__Goal of the exercise__: Find the lines containing the word "建立分数的初步观念" and copy every one of them.

__The input__:

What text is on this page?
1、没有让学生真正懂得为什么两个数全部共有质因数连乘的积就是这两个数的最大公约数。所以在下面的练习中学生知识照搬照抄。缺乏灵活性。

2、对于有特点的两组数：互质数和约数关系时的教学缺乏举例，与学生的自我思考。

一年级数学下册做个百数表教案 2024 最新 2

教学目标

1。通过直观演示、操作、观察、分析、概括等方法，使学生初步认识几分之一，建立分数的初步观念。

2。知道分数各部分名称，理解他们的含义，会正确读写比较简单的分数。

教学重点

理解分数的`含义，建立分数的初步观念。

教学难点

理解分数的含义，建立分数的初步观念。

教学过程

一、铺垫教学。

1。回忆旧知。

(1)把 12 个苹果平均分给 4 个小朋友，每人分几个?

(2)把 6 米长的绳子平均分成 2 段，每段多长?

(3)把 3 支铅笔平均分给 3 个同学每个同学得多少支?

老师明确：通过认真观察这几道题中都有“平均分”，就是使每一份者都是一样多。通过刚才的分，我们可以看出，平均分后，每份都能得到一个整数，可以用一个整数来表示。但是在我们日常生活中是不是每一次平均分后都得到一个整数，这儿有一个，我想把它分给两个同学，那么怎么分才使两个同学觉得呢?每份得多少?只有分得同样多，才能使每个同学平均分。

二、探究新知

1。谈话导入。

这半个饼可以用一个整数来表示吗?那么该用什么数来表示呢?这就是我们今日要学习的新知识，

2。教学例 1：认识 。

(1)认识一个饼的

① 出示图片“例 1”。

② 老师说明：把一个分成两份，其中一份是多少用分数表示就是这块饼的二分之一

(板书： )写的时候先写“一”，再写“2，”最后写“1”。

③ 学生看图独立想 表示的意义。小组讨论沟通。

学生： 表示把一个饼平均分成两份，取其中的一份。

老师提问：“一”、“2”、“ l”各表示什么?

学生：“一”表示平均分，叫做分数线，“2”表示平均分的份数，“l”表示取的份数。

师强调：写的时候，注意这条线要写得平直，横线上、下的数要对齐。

__The response__:
1。通过直观演示、操作、观察、分析、概括等方法，使学生初步认识几分之一，建立分数的初步观念。
理解分数的`含义，建立分数的初步观念。
理解分数的含义，建立分数的初步观念。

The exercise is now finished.